Exercises
[1] Render this sentence from the article on the hospital's electronic order system into Spanish: "If nothing else, officials indicated that it should cut down on dosing errors."
[2] From the article on the hospital's electronic order system, extract the stretch from "ALBANY, Ga. -- The" through "inpatient care orders.".
[3] According to the article on the hospital's electronic order system, how many physicians will be introduced to the system from the start?

Jesse Diaz, vice president and chief information officer for Phoebe Putney Health System, gives an overview of the new system at Phoebe Putney Memorial Hospital that will require physicians to input orders electronically. The system goes live on May 15.
ALBANY, Ga. -- The American Recovery and Reinvestment Act of 2009 established programs to provide incentive payments to professionals and hospitals participating in Medicare and Medicaid that adopt and make "meaningful use" of certified electronic health records technology.
There have been government mandates attached to this that are now coming to fruition.
After installing multiple support systems over the past six years, officials at Phoebe Putney Memorial Hospital say they will be activating a computerized order entry system on May 15 for inpatient care orders.
Jesse Diaz, vice president and chief information officer for Phoebe Putney Health System, said the system itself has been in place for about a year and has been utilized by nurses as well as the emergency department staff.
"What we don't have live is the physician version," Diaz said.
There will be a phase-in approach to adjusting doctors to the paper-to-electronic order lifestyle, Diaz said. There will be a group of 20 physicians introduced to this from the start.
A few weeks later, after an initial assessment is done, a group of 50 or so physicians will be phased in, and the cycle will continue until all the doctors are brought in over a 90-120 day period, Diaz said.
"All the nurses and secretaries have been trained to help physicians navigate it (as they are putting in orders)," he said.
The expectation is for a hospital to have 80 percent of its records and orders in electronic form by 2014 or else risk an impact to reimbursements, Diaz said.
"Nothing can be done without an order (from a physician), and it has always been done on paper," he said. "It is now mandated that it be electronic."
This will include everything from x-ray to medication orders. For medication orders, the electronic system will allow prescriptions to go to the pharmacy department instantaneously.
If nothing else, officials indicated that it should cut down on dosing errors.
"There will be no confusion on which doctor or what kinds of meds," Diaz said. "Interpreting handwriting will no be an issue.
"One of the reasons for the mandate is to provide consistency and clarity."
As part of this, information will go into a patient's medical records more quickly than they would in paper form, making it easier to obtain an accurate medical history in the event of an emergency.
While meant to make things more efficient, there will still be roadblocks, which makes it necessary for there to be people double-checking what is put into the system.
"We will still have checks in place," Diaz said.
The system is already live at Phoebe Sumter Medical Center. The rest of the Phoebe hospitals should be able to get online in June or July of next year, Diaz said.

Extracted items:

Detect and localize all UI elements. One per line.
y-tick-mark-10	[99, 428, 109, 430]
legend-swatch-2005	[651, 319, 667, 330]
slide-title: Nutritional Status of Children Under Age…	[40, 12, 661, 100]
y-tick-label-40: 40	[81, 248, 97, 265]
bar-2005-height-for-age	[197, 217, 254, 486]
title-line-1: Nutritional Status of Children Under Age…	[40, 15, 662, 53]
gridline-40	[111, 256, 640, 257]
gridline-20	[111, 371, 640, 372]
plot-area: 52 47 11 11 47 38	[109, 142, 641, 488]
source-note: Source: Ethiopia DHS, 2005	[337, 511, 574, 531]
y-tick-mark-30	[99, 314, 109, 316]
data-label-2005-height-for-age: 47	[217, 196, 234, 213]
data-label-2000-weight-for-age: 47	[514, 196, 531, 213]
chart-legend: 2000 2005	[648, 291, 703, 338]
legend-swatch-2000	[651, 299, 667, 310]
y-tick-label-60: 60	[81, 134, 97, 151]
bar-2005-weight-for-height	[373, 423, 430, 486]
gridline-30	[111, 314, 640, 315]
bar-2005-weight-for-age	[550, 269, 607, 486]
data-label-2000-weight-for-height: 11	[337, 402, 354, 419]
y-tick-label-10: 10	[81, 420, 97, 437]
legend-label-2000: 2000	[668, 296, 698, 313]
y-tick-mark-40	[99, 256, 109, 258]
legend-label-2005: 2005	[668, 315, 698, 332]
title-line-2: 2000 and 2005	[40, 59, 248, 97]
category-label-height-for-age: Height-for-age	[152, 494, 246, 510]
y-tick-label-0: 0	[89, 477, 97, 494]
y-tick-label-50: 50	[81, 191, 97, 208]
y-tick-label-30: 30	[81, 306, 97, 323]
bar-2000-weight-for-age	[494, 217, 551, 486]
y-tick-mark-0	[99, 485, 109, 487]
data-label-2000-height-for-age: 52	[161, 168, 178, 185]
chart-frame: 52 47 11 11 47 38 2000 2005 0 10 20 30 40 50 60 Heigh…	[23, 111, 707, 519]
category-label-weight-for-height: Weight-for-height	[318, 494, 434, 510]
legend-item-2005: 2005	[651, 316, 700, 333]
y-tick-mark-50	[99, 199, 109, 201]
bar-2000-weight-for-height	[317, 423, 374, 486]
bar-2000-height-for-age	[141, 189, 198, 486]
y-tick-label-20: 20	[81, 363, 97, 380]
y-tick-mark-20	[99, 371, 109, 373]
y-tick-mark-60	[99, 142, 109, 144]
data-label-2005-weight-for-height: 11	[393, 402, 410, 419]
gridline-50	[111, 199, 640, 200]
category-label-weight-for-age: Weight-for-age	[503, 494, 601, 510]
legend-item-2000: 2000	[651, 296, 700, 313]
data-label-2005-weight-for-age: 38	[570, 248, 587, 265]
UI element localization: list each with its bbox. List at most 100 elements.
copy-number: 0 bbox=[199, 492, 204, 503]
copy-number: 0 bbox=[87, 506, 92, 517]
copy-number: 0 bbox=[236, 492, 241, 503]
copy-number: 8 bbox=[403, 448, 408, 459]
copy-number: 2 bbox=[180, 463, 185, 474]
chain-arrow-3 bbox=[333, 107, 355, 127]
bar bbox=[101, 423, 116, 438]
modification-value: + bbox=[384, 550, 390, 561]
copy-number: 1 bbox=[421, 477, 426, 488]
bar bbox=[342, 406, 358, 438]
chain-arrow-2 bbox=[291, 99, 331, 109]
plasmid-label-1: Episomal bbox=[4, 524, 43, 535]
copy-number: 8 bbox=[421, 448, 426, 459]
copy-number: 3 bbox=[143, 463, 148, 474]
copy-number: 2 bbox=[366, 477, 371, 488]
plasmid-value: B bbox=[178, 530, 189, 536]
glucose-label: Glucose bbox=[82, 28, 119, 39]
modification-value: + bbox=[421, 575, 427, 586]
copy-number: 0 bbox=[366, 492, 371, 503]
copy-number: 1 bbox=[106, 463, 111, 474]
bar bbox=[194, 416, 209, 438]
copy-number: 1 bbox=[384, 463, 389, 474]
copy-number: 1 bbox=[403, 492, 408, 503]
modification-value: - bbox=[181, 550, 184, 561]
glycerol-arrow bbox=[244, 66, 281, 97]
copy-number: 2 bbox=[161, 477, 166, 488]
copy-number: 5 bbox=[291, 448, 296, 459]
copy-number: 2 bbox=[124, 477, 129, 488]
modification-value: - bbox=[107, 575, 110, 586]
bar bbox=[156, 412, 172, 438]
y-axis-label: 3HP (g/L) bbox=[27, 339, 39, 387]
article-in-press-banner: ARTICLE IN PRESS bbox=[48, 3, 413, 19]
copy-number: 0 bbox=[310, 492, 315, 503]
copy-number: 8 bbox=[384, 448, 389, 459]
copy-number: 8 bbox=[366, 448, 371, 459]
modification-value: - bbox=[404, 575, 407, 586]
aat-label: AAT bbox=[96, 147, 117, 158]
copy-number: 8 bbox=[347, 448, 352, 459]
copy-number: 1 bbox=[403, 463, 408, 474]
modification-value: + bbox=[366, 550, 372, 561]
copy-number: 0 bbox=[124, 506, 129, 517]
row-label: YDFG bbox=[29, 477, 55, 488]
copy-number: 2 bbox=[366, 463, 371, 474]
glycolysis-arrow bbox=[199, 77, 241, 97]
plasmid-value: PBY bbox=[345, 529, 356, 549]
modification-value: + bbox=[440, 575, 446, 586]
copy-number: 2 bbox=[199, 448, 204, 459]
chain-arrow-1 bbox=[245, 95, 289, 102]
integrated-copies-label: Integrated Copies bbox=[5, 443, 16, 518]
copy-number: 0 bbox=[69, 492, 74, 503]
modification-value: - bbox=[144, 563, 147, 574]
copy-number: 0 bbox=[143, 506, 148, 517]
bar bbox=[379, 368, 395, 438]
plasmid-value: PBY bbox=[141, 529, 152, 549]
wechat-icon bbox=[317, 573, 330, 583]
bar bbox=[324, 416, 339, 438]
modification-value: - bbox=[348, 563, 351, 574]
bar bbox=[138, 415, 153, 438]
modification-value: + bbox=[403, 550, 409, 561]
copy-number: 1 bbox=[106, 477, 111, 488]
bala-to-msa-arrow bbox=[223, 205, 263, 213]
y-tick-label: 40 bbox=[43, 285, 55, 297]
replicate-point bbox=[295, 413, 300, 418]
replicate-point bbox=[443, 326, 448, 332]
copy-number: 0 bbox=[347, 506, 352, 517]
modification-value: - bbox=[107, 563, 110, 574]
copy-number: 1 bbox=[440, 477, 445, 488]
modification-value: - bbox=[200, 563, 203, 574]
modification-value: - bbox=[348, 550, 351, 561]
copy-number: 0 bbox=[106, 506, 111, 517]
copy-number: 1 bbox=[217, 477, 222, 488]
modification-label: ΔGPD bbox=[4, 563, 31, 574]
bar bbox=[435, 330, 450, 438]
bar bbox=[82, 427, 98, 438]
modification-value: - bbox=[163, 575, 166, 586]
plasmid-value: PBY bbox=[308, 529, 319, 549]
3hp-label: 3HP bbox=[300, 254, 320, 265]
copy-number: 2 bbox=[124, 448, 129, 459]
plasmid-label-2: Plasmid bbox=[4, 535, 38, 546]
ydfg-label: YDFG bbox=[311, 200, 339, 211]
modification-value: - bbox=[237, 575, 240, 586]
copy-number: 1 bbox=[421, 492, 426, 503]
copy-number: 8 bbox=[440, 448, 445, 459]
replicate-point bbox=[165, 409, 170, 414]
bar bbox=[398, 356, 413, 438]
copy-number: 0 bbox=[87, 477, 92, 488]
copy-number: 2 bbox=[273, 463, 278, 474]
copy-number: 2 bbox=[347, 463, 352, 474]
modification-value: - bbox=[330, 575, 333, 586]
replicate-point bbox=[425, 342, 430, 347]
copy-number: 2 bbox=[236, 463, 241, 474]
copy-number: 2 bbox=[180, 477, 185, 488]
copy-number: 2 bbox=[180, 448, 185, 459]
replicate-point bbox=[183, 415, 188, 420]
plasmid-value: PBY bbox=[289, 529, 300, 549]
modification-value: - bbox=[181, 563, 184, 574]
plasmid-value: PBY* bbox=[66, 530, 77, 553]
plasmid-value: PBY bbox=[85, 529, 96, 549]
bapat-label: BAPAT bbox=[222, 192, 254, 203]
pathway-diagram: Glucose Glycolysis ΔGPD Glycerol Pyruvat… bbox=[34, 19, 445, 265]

Task results
[1] Como mínimo, los funcionarios indicaron que debería reducir los errores de dosificación.

[2]
ALBANY, Ga. -- The American Recovery and Reinvestment Act of 2009 established programs to provide incentive payments to professionals and hospitals participating in Medicare and Medicaid that adopt and make "meaningful use" of certified electronic health records technology.
There have been government mandates attached to this that are now coming to fruition.
After installing multiple support systems over the past six years, officials at Phoebe Putney Memorial Hospital say they will be activating a computerized order entry system on May 15 for inpatient care orders.

[3] A group of 20 physicians.